<<<<

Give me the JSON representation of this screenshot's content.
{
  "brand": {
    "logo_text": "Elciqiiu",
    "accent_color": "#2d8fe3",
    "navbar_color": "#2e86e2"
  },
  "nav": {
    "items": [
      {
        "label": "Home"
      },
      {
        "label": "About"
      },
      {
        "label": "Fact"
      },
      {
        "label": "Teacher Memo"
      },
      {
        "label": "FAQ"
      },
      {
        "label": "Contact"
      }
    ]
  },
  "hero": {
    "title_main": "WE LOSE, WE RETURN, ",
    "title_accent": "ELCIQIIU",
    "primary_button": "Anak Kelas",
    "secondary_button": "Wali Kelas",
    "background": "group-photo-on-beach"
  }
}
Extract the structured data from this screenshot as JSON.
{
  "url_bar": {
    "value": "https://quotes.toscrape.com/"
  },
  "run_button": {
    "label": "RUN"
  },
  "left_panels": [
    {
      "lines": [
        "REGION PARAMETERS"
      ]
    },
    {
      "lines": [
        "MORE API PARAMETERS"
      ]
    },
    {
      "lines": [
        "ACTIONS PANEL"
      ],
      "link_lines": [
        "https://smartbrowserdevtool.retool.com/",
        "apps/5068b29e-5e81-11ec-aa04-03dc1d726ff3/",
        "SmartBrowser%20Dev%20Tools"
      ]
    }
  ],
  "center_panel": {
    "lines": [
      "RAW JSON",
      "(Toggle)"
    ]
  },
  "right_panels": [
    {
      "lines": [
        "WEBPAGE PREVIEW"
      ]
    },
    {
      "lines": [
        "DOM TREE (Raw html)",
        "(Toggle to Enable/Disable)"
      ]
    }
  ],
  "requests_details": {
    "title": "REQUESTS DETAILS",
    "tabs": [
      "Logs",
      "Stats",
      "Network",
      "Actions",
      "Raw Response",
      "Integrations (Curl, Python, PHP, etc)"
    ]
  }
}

>>>>

Note how many lines of the material contain the string "this". Then report that number by itself.

§ **Reply**
2